PROBLEM STATEMENT: Write out the records beneath this line exactly as they appear, minus any images.

(Stored items from a collection)
_____

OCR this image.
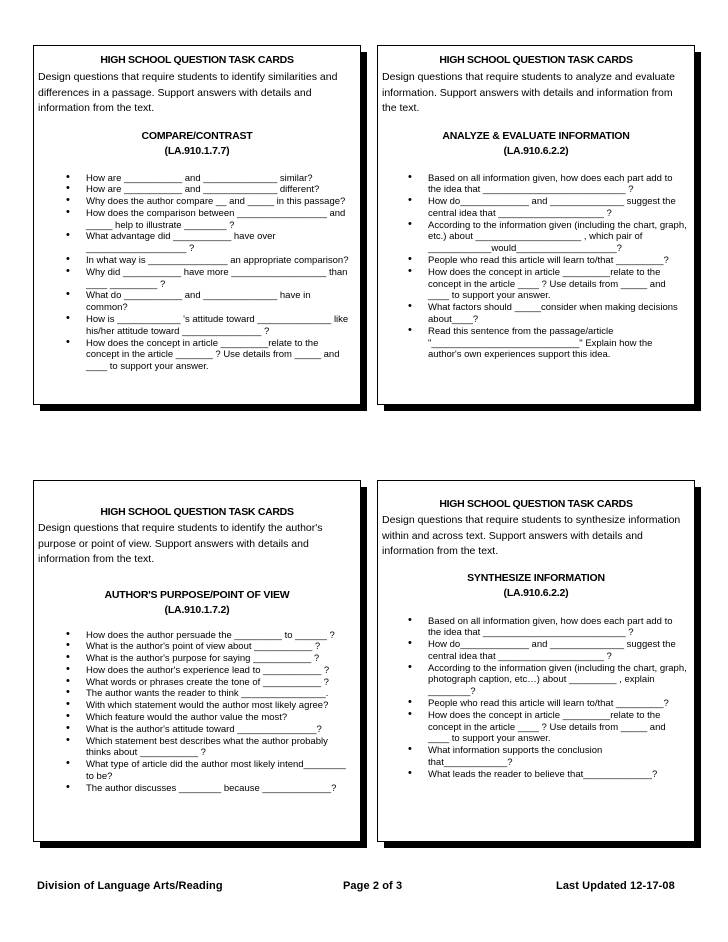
HIGH SCHOOL QUESTION TASK CARDS
Design questions that require students to identify similarities and differences in a passage. Support answers with details and information from the text.
COMPARE/CONTRAST
(LA.910.1.7.7)
• How are ___________ and ______________ similar?
• How are ___________ and ______________ different?
• Why does the author compare __ and _____ in this passage?
• How does the comparison between _________________ and _____ help to illustrate ________ ?
• What advantage did ___________ have over ___________________ ?
• In what way is _______________ an appropriate comparison?
• Why did ___________ have more __________________ than ____ _________ ?
• What do ___________ and ______________ have in common?
• How is ____________ 's attitude toward ______________ like his/her attitude toward _______________ ?
• How does the concept in article _________relate to the concept in the article _______ ? Use details from _____ and ____ to support your answer.
HIGH SCHOOL QUESTION TASK CARDS
Design questions that require students to analyze and evaluate information. Support answers with details and information from the text.
ANALYZE & EVALUATE INFORMATION
(LA.910.6.2.2)
• Based on all information given, how does each part add to the idea that ___________________________ ?
• How do_____________ and ______________ suggest the central idea that ____________________ ?
• According to the information given (including the chart, graph, etc.) about ____________________ , which pair of ____________would___________________?
• People who read this article will learn to/that _________?
• How does the concept in article _________relate to the concept in the article ____ ? Use details from _____ and ____ to support your answer.
• What factors should _____consider when making decisions about____?
• Read this sentence from the passage/article "____________________________" Explain how the author's own experiences support this idea.
HIGH SCHOOL QUESTION TASK CARDS
Design questions that require students to identify the author's purpose or point of view. Support answers with details and information from the text.
AUTHOR'S PURPOSE/POINT OF VIEW
(LA.910.1.7.2)
• How does the author persuade the _________ to ______ ?
• What is the author's point of view about ___________ ?
• What is the author's purpose for saying ___________ ?
• How does the author's experience lead to ___________ ?
• What words or phrases create the tone of ___________ ?
• The author wants the reader to think ________________.
• With which statement would the author most likely agree?
• Which feature would the author value the most?
• What is the author's attitude toward _______________?
• Which statement best describes what the author probably thinks about ___________ ?
• What type of article did the author most likely intend________ to be?
• The author discusses ________ because _____________?
HIGH SCHOOL QUESTION TASK CARDS
Design questions that require students to synthesize information within and across text. Support answers with details and information from the text.
SYNTHESIZE INFORMATION
(LA.910.6.2.2)
• Based on all information given, how does each part add to the idea that ___________________________ ?
• How do_____________ and ______________ suggest the central idea that ____________________ ?
• According to the information given (including the chart, graph, photograph caption, etc…) about _________ , explain ________?
• People who read this article will learn to/that _________?
• How does the concept in article _________relate to the concept in the article ____ ? Use details from _____ and ____ to support your answer.
• What information supports the conclusion that____________?
• What leads the reader to believe that_____________?
Division of Language Arts/Reading	Page 2 of 3	Last Updated 12-17-08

_____

CORRECT RESPONSE:
OCR this image.
HIGH SCHOOL QUESTION TASK CARDS
Design questions that require students to identify similarities and differences in a passage. Support answers with details and information from the text.
COMPARE/CONTRAST
(LA.910.1.7.7)
• How are ___________ and ______________ similar?
• How are ___________ and ______________ different?
• Why does the author compare __ and _____ in this passage?
• How does the comparison between _________________ and _____ help to illustrate ________ ?
• What advantage did ___________ have over ___________________ ?
• In what way is _______________ an appropriate comparison?
• Why did ___________ have more __________________ than ____ _________ ?
• What do ___________ and ______________ have in common?
• How is ____________ 's attitude toward ______________ like his/her attitude toward _______________ ?
• How does the concept in article _________relate to the concept in the article _______ ? Use details from _____ and ____ to support your answer.
HIGH SCHOOL QUESTION TASK CARDS
Design questions that require students to analyze and evaluate information. Support answers with details and information from the text.
ANALYZE & EVALUATE INFORMATION
(LA.910.6.2.2)
• Based on all information given, how does each part add to the idea that ___________________________ ?
• How do_____________ and ______________ suggest the central idea that ____________________ ?
• According to the information given (including the chart, graph, etc.) about ____________________ , which pair of ____________would___________________?
• People who read this article will learn to/that _________?
• How does the concept in article _________relate to the concept in the article ____ ? Use details from _____ and ____ to support your answer.
• What factors should _____consider when making decisions about____?
• Read this sentence from the passage/article "____________________________" Explain how the author's own experiences support this idea.
HIGH SCHOOL QUESTION TASK CARDS
Design questions that require students to identify the author's purpose or point of view. Support answers with details and information from the text.
AUTHOR'S PURPOSE/POINT OF VIEW
(LA.910.1.7.2)
• How does the author persuade the _________ to ______ ?
• What is the author's point of view about ___________ ?
• What is the author's purpose for saying ___________ ?
• How does the author's experience lead to ___________ ?
• What words or phrases create the tone of ___________ ?
• The author wants the reader to think ________________.
• With which statement would the author most likely agree?
• Which feature would the author value the most?
• What is the author's attitude toward _______________?
• Which statement best describes what the author probably thinks about ___________ ?
• What type of article did the author most likely intend________ to be?
• The author discusses ________ because _____________?
HIGH SCHOOL QUESTION TASK CARDS
Design questions that require students to synthesize information within and across text. Support answers with details and information from the text.
SYNTHESIZE INFORMATION
(LA.910.6.2.2)
• Based on all information given, how does each part add to the idea that ___________________________ ?
• How do_____________ and ______________ suggest the central idea that ____________________ ?
• According to the information given (including the chart, graph, photograph caption, etc…) about _________ , explain ________?
• People who read this article will learn to/that _________?
• How does the concept in article _________relate to the concept in the article ____ ? Use details from _____ and ____ to support your answer.
• What information supports the conclusion that____________?
• What leads the reader to believe that_____________?
Division of Language Arts/Reading	Page 2 of 3	Last Updated 12-17-08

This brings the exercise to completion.